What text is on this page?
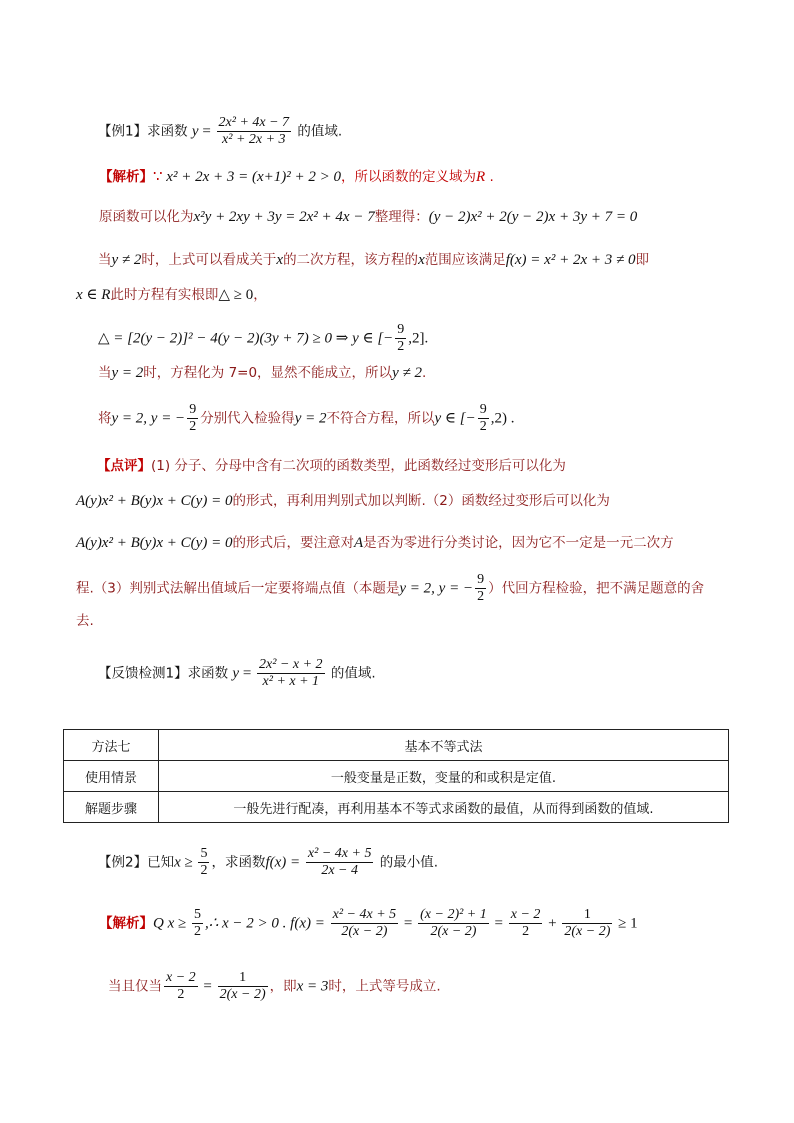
【例1】求函数 $y = \frac{\text{2x² + 4x − 7}}{\text{x² + 2x + 3}}$ 的值域.
【解析】∵ x² + 2x + 3 = (x+1)² + 2 > 0，所以函数的定义域为R .
原函数可以化为x²y + 2xy + 3y = 2x² + 4x − 7整理得：(y − 2)x² + 2(y − 2)x + 3y + 7 = 0
当y ≠ 2时，上式可以看成关于x的二次方程，该方程的x范围应该满足f(x) = x² + 2x + 3 ≠ 0即
x ∈ R此时方程有实根即△ ≥ 0，
△ = [2(y − 2)]² − 4(y − 2)(3y + 7) ≥ 0 ⇒ y ∈ [− $\frac{9}{2} ,2$].
当y = 2时，方程化为 7=0，显然不能成立，所以y ≠ 2.
将y = 2, y = − $\frac{9}{2}$ 分别代入检验得y = 2不符合方程，所以y ∈ [− $\frac{9}{2} ,2$) .
【点评】(1) 分子、分母中含有二次项的函数类型，此函数经过变形后可以化为
A(y)x² + B(y)x + C(y) = 0的形式，再利用判别式加以判断.（2）函数经过变形后可以化为
A(y)x² + B(y)x + C(y) = 0的形式后，要注意对A是否为零进行分类讨论，因为它不一定是一元二次方
程.（3）判别式法解出值域后一定要将端点值（本题是y = 2, y = − $\frac{9}{2}$ ）代回方程检验，把不满足题意的舍
去.
【反馈检测1】求函数 $y = \frac{\text{2x² − x + 2}}{\text{x² + x + 1}}$ 的值域.
方法七	基本不等式法
使用情景	一般变量是正数，变量的和或积是定值.
解题步骤	一般先进行配凑，再利用基本不等式求函数的最值，从而得到函数的值域.
【例2】已知$x \ge \frac{5}{2}$ ，求函数$f(x) = \frac{\text{x² − 4x + 5}}{2x - 4}$ 的最小值.
【解析】Q $x \ge \frac{5}{2}$ ,∴ x − 2 > 0 . $f(x) = \frac{\text{x² − 4x + 5}}{2(x - 2)} = \frac{\text{(x − 2)² + 1}}{2(x - 2)} = \frac{x - 2}{2} + \frac{1}{2(x - 2)} \ge 1$
当且仅当 $\frac{x - 2}{2} = \frac{1}{2(x - 2)}$ ，即x = 3时，上式等号成立.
§ §
* _EXERCISE REQUIREMENTS_
Look over the material above and show each line where "text" appears.

* _COMPLETE OUTPUT_
What text is on this page?
【例1】求函数 $y = \frac{\text{2x² + 4x − 7}}{\text{x² + 2x + 3}}$ 的值域.
【反馈检测1】求函数 $y = \frac{\text{2x² − x + 2}}{\text{x² + x + 1}}$ 的值域.
【例2】已知$x \ge \frac{5}{2}$ ，求函数$f(x) = \frac{\text{x² − 4x + 5}}{2x - 4}$ 的最小值.
【解析】Q $x \ge \frac{5}{2}$ ,∴ x − 2 > 0 . $f(x) = \frac{\text{x² − 4x + 5}}{2(x - 2)} = \frac{\text{(x − 2)² + 1}}{2(x - 2)} = \frac{x - 2}{2} + \frac{1}{2(x - 2)} \ge 1$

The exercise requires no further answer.